## CONSIGNE:
Pouvez-vous reproduire intégralement, sans rien y changer, l'extrait ci-dessous sur le drame survenu à Petonkaha ?

## EXTRAIT:
Les habitants du village de Petonkaha  n’en reviennent pas. Ce qui se murmurait toujours dans le village s’est transformé en un crime passionnel. Le nommé Abou la trentaine environ et scieur de son état a été castré et torturé à mort alors qu’il se sucrait les reins sur la femme d’autrui. 

Comment en est- on arrivé là ?

En effet M. Ouattara Gnannan cultivateur fils du village a pour épouse dame Ouattara Edith ménagère fille du village. Ce couple vivait dans la tranquillité et avait le respect et l’admiration des villageois. Un couple qui non seulement était réputé pour ses prouesses champêtres, mais qui vivait un amour digne des films des telenovelas. On pouvait les apercevoir chaque soir arpenter les rues du village main dans la main, et prendre un pot galant dans le maquis du village.

## ENTRÉES RÉPERTORIÉES:
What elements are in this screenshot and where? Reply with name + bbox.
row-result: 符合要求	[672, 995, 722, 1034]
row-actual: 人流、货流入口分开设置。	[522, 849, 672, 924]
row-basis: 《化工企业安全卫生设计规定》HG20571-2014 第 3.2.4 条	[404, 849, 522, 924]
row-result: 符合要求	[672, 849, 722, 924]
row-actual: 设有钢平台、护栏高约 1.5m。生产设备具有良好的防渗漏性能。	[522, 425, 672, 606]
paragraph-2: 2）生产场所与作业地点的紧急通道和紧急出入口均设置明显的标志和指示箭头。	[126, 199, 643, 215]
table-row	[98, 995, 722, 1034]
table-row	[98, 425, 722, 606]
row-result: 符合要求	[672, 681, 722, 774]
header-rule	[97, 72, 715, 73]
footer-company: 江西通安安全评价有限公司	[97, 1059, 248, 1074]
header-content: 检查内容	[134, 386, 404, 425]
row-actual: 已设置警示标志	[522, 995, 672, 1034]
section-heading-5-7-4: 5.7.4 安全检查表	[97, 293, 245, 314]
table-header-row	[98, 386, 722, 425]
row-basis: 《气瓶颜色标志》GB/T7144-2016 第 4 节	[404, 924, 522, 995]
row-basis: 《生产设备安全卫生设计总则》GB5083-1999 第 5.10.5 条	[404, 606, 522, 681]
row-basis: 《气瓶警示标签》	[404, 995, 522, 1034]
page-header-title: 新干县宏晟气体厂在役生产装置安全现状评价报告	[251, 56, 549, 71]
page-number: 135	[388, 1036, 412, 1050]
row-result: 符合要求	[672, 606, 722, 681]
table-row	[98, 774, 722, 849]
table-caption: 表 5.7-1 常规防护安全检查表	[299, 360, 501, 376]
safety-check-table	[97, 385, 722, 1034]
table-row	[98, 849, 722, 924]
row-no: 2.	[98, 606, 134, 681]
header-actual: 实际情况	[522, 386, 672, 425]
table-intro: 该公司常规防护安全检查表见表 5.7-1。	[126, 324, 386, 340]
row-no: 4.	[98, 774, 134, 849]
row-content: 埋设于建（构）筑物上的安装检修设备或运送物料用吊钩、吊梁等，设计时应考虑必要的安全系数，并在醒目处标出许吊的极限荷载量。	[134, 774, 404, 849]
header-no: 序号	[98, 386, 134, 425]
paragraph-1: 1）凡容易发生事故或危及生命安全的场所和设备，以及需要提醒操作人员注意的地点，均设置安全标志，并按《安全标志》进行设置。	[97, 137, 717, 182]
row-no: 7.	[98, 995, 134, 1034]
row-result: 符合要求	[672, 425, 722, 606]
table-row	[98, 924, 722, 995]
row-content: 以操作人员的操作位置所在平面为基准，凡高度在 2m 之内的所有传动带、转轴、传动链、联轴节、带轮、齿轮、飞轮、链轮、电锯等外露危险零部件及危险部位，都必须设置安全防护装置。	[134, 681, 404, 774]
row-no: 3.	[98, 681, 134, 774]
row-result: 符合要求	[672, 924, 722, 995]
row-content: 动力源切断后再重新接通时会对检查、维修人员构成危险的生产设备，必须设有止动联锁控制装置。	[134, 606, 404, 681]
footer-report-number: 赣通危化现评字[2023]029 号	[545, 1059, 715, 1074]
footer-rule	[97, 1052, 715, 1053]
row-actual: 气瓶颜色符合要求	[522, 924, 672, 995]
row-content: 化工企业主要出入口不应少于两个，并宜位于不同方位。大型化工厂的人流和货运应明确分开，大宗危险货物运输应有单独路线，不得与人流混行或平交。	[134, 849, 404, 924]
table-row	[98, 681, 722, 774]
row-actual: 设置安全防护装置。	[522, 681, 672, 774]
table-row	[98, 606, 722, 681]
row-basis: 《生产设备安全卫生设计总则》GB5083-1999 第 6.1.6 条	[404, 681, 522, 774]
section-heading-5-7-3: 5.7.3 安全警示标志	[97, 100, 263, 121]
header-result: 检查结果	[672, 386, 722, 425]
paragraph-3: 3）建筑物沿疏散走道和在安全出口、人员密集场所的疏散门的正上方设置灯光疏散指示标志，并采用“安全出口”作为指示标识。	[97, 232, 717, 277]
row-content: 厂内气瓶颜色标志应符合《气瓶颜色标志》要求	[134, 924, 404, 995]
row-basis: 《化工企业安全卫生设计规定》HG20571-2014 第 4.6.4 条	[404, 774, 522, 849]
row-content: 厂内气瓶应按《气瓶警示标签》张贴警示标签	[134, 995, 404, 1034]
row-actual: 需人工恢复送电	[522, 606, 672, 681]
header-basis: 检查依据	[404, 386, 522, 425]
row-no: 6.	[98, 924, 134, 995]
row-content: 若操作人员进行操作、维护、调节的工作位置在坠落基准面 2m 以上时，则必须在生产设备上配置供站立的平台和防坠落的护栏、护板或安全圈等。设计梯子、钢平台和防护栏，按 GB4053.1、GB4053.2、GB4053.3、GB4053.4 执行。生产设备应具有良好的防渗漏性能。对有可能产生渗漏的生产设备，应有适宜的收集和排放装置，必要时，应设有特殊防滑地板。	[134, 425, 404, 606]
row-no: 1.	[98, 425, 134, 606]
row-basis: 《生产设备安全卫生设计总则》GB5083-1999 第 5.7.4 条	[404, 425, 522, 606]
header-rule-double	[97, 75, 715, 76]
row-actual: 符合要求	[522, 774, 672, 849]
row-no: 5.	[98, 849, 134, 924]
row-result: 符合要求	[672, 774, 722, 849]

## SOLUTION CI-DESSOUS:
Les habitants du village de Petonkaha  n’en reviennent pas. Ce qui se murmurait toujours dans le village s’est transformé en un crime passionnel. Le nommé Abou la trentaine environ et scieur de son état a été castré et torturé à mort alors qu’il se sucrait les reins sur la femme d’autrui. 

Comment en est- on arrivé là ?

En effet M. Ouattara Gnannan cultivateur fils du village a pour épouse dame Ouattara Edith ménagère fille du village. Ce couple vivait dans la tranquillité et avait le respect et l’admiration des villageois. Un couple qui non seulement était réputé pour ses prouesses champêtres, mais qui vivait un amour digne des films des telenovelas. On pouvait les apercevoir chaque soir arpenter les rues du village main dans la main, et prendre un pot galant dans le maquis du village.